Выбранный отрывок »
·····
VI. Корпус славянских переводов, доступных в Московии. Причина интеллектуального молчания Древней Руси и дополнительный фактор, способствовавший культурной автаркии Московской Руси

(The Corpus of Slavonic Translations Available in Muscovy. The Cause of Old Russia’s Intellectual Silence and a Contributory Factor to Muscovite Cultural Autarky).

 

 

Статья хронологически продолжает предыдущую работу и содержит обзор славянских переводов, выполненных в XIV–XVII веках и доступных

 

 

249

 

 

в Московском государстве. Согласно автору, Киевская Русь была знакома с греческой литературой только по болгарским переводам и потому не могла перенять византийскую интеллектуальную традицию и передать ее по наследству Московской Руси. Последняя могла бы усвоить эту традицию, обратившись непосредственно к византийской книжности, но этому мешало недостаточное знание греческого языка (см. ниже), следовательно, местные книжники могли знакомиться с указанной традицией только по славянским переводам. Представленный автором обзор призван дать ответ на вопрос о том, мог ли корпус славянских переводов, доступных в Московской Руси, обеспечить знакомство с византийским интеллектуальным наследием.
·····
Указание A »
Отберите, пожалуйста, из исходных данных все строки, где встречается слово «field», и перепишите их.
·····
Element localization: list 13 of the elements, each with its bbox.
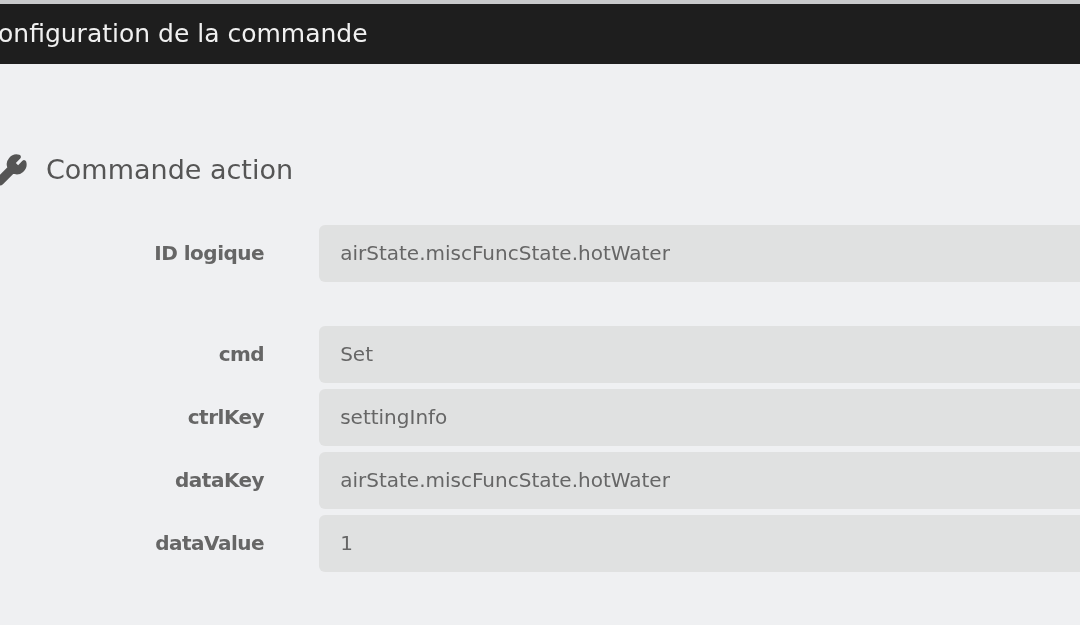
field-label: ctrlKey xyxy=(186,404,265,431)
text-field[interactable]: airState.miscFuncState.hotWater xyxy=(319,451,1080,509)
wrench-icon xyxy=(0,153,28,188)
section-title: Commande action xyxy=(46,153,294,187)
text-field[interactable]: 1 xyxy=(319,514,1080,572)
field-label: dataKey xyxy=(174,467,265,494)
text-field[interactable]: settingInfo xyxy=(319,388,1080,446)
text-field[interactable]: airState.miscFuncState.hotWater xyxy=(319,224,1080,282)
text-field[interactable]: Set xyxy=(319,325,1080,383)
field-label: ID logique xyxy=(153,240,265,267)
dialog-title: onfiguration de la commande xyxy=(0,18,368,51)
field-label: cmd xyxy=(217,341,265,368)
field-label: dataValue xyxy=(154,530,265,557)
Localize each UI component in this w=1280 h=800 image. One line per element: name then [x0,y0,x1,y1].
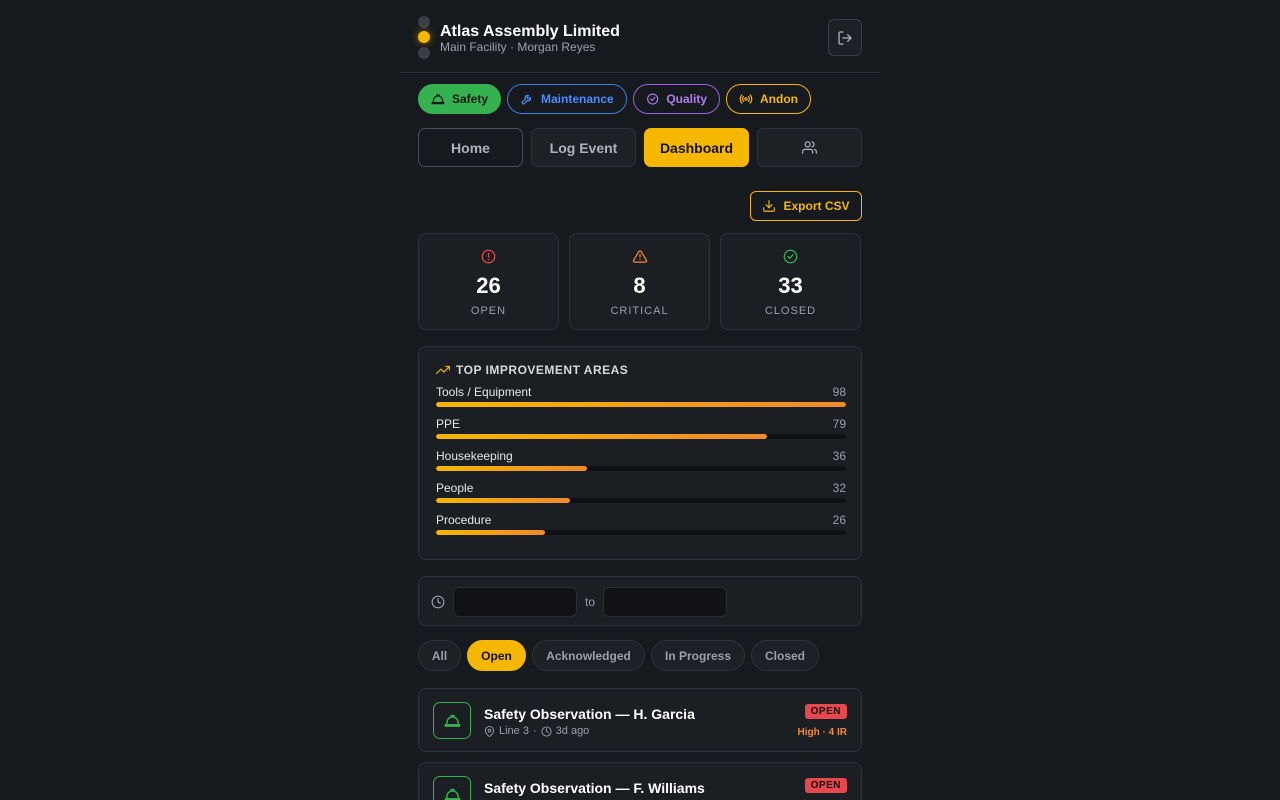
logout-icon [838,30,852,45]
nav-users-button[interactable] [757,128,862,167]
area-name: Tools / Equipment [436,385,532,399]
area-row: PPE 79 [436,417,846,447]
area-name: People [436,481,474,495]
wrench-icon [521,94,532,105]
app-header: Atlas Assembly Limited Main Facility · M… [400,0,880,73]
app-root: Atlas Assembly Limited Main Facility · M… [400,0,880,800]
date-range-filter: to [418,576,862,626]
company-name: Atlas Assembly Limited [440,23,620,40]
date-from-input[interactable] [453,587,577,617]
status-badge: OPEN [804,778,847,793]
stat-value: 26 [476,273,501,298]
date-to-input[interactable] [603,587,727,617]
filter-in-progress-button[interactable]: In Progress [651,640,745,671]
clock-icon [431,595,445,609]
area-name: PPE [436,417,461,431]
improvement-areas-panel: TOP IMPROVEMENT AREAS Tools / Equipment … [418,346,862,560]
stat-label: OPEN [470,305,507,317]
warning-triangle-icon [632,250,647,263]
check-circle-icon [647,93,659,105]
export-label: Export CSV [783,199,850,213]
download-icon [763,200,776,212]
map-pin-icon [484,725,495,737]
nav-home-button[interactable]: Home [418,128,523,167]
area-count: 32 [832,481,846,495]
event-time: 3d ago [555,725,590,737]
area-name: Procedure [436,513,492,527]
module-maintenance-pill[interactable]: Maintenance [507,84,627,114]
event-title: Safety Observation — F. Williams [484,780,705,796]
event-title: Safety Observation — H. Garcia [484,706,695,722]
event-card[interactable]: Safety Observation — H. Garcia Line 3 · … [418,688,862,752]
trending-up-icon [436,365,450,375]
module-label: Maintenance [541,92,614,106]
area-name: Housekeeping [436,449,513,463]
filter-all-button[interactable]: All [418,640,461,671]
alert-circle-icon [481,249,496,264]
facility-user-line: Main Facility · Morgan Reyes [440,40,596,54]
stat-value: 33 [778,273,803,298]
event-location: Line 3 [499,725,529,737]
filter-acknowledged-button[interactable]: Acknowledged [532,640,645,671]
area-bar [436,434,767,439]
stat-value: 8 [633,273,646,298]
users-icon [802,141,817,154]
stat-label: CRITICAL [610,305,669,317]
event-type-icon [433,776,471,800]
area-row: Tools / Equipment 98 [436,385,846,415]
stat-card-closed: 33 CLOSED [720,233,861,330]
areas-header: TOP IMPROVEMENT AREAS [436,363,628,377]
module-andon-pill[interactable]: Andon [726,84,811,114]
area-row: Procedure 26 [436,513,846,543]
export-csv-button[interactable]: Export CSV [750,191,862,221]
stat-label: CLOSED [764,305,817,317]
area-bar [436,466,587,471]
status-badge: OPEN [804,704,847,719]
filter-closed-button[interactable]: Closed [751,640,819,671]
hardhat-icon [444,788,460,800]
area-count: 26 [832,513,846,527]
area-count: 79 [832,417,846,431]
filter-open-button[interactable]: Open [467,640,526,671]
module-label: Safety [451,92,488,106]
module-safety-pill[interactable]: Safety [418,84,501,114]
area-row: Housekeeping 36 [436,449,846,479]
module-label: Andon [760,92,798,106]
check-circle-icon [783,249,798,264]
date-to-label: to [585,595,596,609]
logout-button[interactable] [828,19,862,56]
meta-separator: · [532,725,537,737]
area-row: People 32 [436,481,846,511]
areas-title: TOP IMPROVEMENT AREAS [456,363,629,377]
event-severity: High · 4 IR [797,727,847,738]
clock-icon [541,725,552,737]
event-type-icon [433,702,471,739]
nav-dashboard-button[interactable]: Dashboard [644,128,749,167]
area-bar [436,530,545,535]
area-count: 36 [832,449,846,463]
module-quality-pill[interactable]: Quality [633,84,720,114]
area-count: 98 [832,385,846,399]
hardhat-icon [444,714,460,727]
broadcast-icon [739,94,753,104]
hardhat-icon [431,94,445,105]
event-card[interactable]: Safety Observation — F. Williams OPEN [418,762,862,800]
area-bar [436,498,570,503]
event-meta: Line 3 · 3d ago [484,725,589,737]
stat-card-open: 26 OPEN [418,233,559,330]
module-label: Quality [666,92,707,106]
area-bar [436,402,846,407]
status-light-icon [418,16,430,60]
nav-log-event-button[interactable]: Log Event [531,128,636,167]
stat-card-critical: 8 CRITICAL [569,233,710,330]
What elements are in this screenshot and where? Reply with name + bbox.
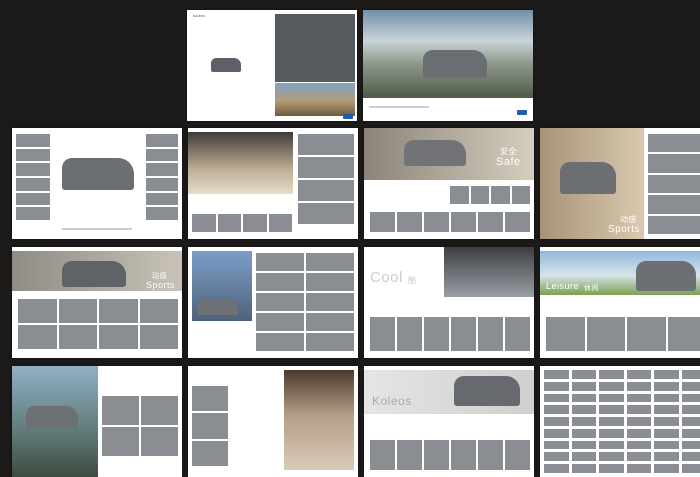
- koleos-car-image: [454, 376, 520, 406]
- sports-heading-en-b: Sports: [146, 280, 176, 290]
- mountain-logo: [517, 110, 527, 115]
- cover-dark-panel: [275, 14, 355, 82]
- spec-thumb-grid: [544, 370, 700, 473]
- cool-heading-cn: 酷: [408, 276, 417, 285]
- cover-logo: [343, 114, 353, 119]
- cover-caption: KOLEOS: [193, 14, 205, 18]
- accessory-seat-thumbs: [192, 386, 228, 466]
- brochure-cover: KOLEOS: [187, 10, 357, 121]
- interior-thumbs-bottom: [192, 214, 292, 232]
- mountain-text-line: [369, 106, 429, 108]
- exterior-feature-page: [12, 128, 182, 239]
- safe-thumbs: [450, 186, 530, 204]
- exterior-text-line: [62, 228, 132, 230]
- sports-page-a: 动感 Sports: [540, 128, 700, 239]
- sports-heading-en-a: Sports: [608, 224, 640, 235]
- safe-heading-en: Safe: [496, 156, 521, 168]
- accessories-page: [188, 366, 358, 477]
- cool-thumbs: [370, 317, 530, 351]
- koleos-page: Koleos: [364, 366, 534, 477]
- leisure-thumbs: [546, 317, 700, 351]
- mountain-spread: [363, 10, 533, 121]
- city-thumbs: [256, 253, 354, 351]
- cool-heading-en: Cool: [370, 269, 403, 286]
- interior-thumbs-right: [298, 134, 354, 224]
- safe-thumbs-bottom: [370, 212, 530, 232]
- leisure-car-image: [636, 261, 696, 291]
- cover-landscape-photo: [275, 83, 355, 116]
- leisure-page: Leisure 休闲: [540, 247, 700, 358]
- sports-thumbs-a: [648, 134, 700, 234]
- safe-page: 安全 Safe: [364, 128, 534, 239]
- safe-car-image: [404, 140, 466, 166]
- interior-dashboard-photo: [188, 132, 293, 194]
- cool-photo: [444, 247, 534, 297]
- leisure-heading-cn: 休闲: [584, 285, 599, 292]
- koleos-thumbs: [370, 440, 530, 470]
- spec-grid-page: [540, 366, 700, 477]
- seats-car-image: [26, 406, 78, 428]
- mountain-car-image: [423, 50, 487, 78]
- accessory-seat-photo: [284, 370, 354, 470]
- cool-page: Cool 酷: [364, 247, 534, 358]
- interior-page: [188, 128, 358, 239]
- seats-thumbs: [102, 396, 178, 456]
- sports-car-image-b: [62, 261, 126, 287]
- cover-car-image: [211, 58, 241, 72]
- exterior-thumbs-left: [16, 134, 50, 220]
- exterior-car-image: [62, 158, 134, 190]
- sports-page-b: 动感 Sports: [12, 247, 182, 358]
- city-car-image: [198, 299, 238, 315]
- exterior-thumbs-right: [146, 134, 178, 220]
- sports-car-image-a: [560, 162, 616, 194]
- city-page: [188, 247, 358, 358]
- seats-page: [12, 366, 182, 477]
- leisure-heading-en: Leisure: [546, 281, 580, 291]
- sports-thumbs-b: [18, 299, 178, 349]
- koleos-heading: Koleos: [372, 394, 412, 408]
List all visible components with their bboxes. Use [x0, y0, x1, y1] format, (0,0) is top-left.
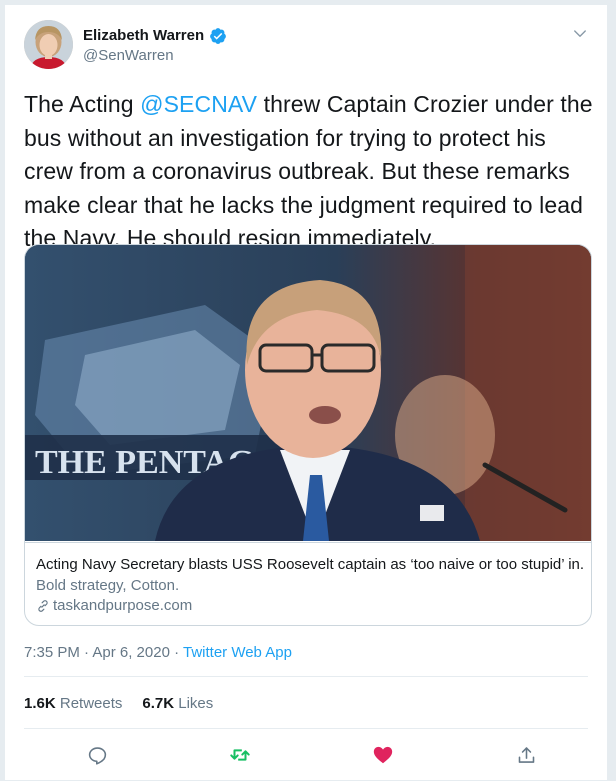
tweet-container: Elizabeth Warren @SenWarren The Acting @… [4, 4, 608, 781]
likes-count: 6.7K [142, 695, 175, 712]
card-title: Acting Navy Secretary blasts USS Rooseve… [36, 556, 584, 573]
profile-photo [24, 20, 73, 69]
link-icon [38, 599, 48, 612]
author-handle[interactable]: @SenWarren [83, 46, 227, 66]
press-briefing-photo: THE PENTAG [25, 245, 591, 541]
tweet-meta: 7:35 PM · Apr 6, 2020 · Twitter Web App [24, 643, 292, 663]
avatar[interactable] [24, 20, 73, 69]
reply-button[interactable] [82, 740, 112, 770]
link-card[interactable]: THE PENTAG Acting Navy Secretary blasts … [24, 244, 592, 626]
source-app-link[interactable]: Twitter Web App [183, 644, 292, 661]
share-icon [518, 746, 534, 763]
divider [24, 728, 588, 729]
card-description: Bold strategy, Cotton. [36, 577, 180, 594]
chevron-down-icon[interactable] [571, 25, 589, 43]
tweet-text-start: The Acting [24, 91, 141, 117]
card-domain: taskandpurpose.com [53, 597, 193, 614]
likes-stat[interactable]: 6.7K Likes [142, 694, 213, 714]
tweet-stats: 1.6K Retweets 6.7K Likes [24, 694, 213, 714]
retweets-label: Retweets [55, 695, 123, 712]
author-name[interactable]: Elizabeth Warren [83, 26, 204, 45]
tweet-header: Elizabeth Warren @SenWarren [24, 20, 591, 70]
divider [24, 676, 588, 677]
retweets-stat[interactable]: 1.6K Retweets [24, 694, 122, 714]
comment-icon [88, 746, 106, 765]
like-button[interactable] [368, 740, 398, 770]
action-bar [5, 740, 609, 770]
heart-icon [373, 746, 393, 764]
tweet-text: The Acting @SECNAV threw Captain Crozier… [24, 88, 594, 256]
card-image: THE PENTAG [25, 245, 591, 541]
retweets-count: 1.6K [24, 695, 56, 712]
retweet-button[interactable] [225, 740, 255, 770]
likes-label: Likes [174, 695, 214, 712]
author-names: Elizabeth Warren @SenWarren [83, 26, 227, 66]
verified-badge-icon [210, 27, 227, 44]
retweet-icon [230, 749, 250, 761]
mention-link[interactable]: @SECNAV [140, 91, 257, 117]
share-button[interactable] [511, 740, 541, 770]
timestamp[interactable]: 7:35 PM · Apr 6, 2020 · [24, 644, 183, 661]
card-domain-row: taskandpurpose.com [36, 596, 192, 615]
card-body: Acting Navy Secretary blasts USS Rooseve… [25, 542, 591, 625]
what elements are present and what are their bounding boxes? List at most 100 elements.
·····
Указание B »
Напишите продолжение отрывка о славянских переводах в Московской Руси, начав сразу после его последнего предложения.

Ответ A »
field-label: ctrlKey xyxy=(186,404,265,431)
text-field[interactable]: airState.miscFuncState.hotWater xyxy=(319,451,1080,509)
text-field[interactable]: 1 xyxy=(319,514,1080,572)
field-label: dataKey xyxy=(174,467,265,494)
text-field[interactable]: settingInfo xyxy=(319,388,1080,446)
text-field[interactable]: airState.miscFuncState.hotWater xyxy=(319,224,1080,282)
text-field[interactable]: Set xyxy=(319,325,1080,383)
field-label: ID logique xyxy=(153,240,265,267)
field-label: cmd xyxy=(217,341,265,368)
field-label: dataValue xyxy=(154,530,265,557)

Ответ B »
 

Представленный Ф. Томсоном обзор учитывает: южнославянские переводы XIV века; восточнославянские переводы, сделанные с еврейских оригиналов; библейские переводы с латинского, выполненные в кругу новгородского архиепископа Геннадия; переводческую деятельность Максима Грека и единомышленников Андрея Курбского, а также таких книжников как Арсений Грек, Епифаний Славинецкий, Евфимий Чудовский, сучавский митрополит Досифей, Николай Спафарий; и, наконец, славянские переводы светской литературы.

 

Основные выводы автора заключаются в следующем: до середины XV века церковнославянские переводы с греческого выполнялись преимущественно южными славянами и носили исключительно церковный характер; переводы с латыни, которые предпринимались в Московской Руси с конца XV века, были также по преимуществу церковными; первые переводы светских произведений появляются во второй половине XV века, но не в Московии, а в Великом княжестве Литовском; лишь в царствование Алексея Михайловича (1645–1676) в Московском государстве произошел взрыв переводческой активности, важную роль в котором сыграли греческие, польские, молдавские, украинские и белорусские иммигранты, при этом переводы с греческого и в это время оставались в основном церковными, и только переводы с латыни и польского обнаруживают нарастающий интерес к секулярному знанию; эти светские переводы имели, однако, очень ограниченное воздействие на культурную ситуацию, поскольку в большинстве случаев оставались неопубликованными — в течение всего XVII века в Москве были изданы всего три книги нецерковного характера.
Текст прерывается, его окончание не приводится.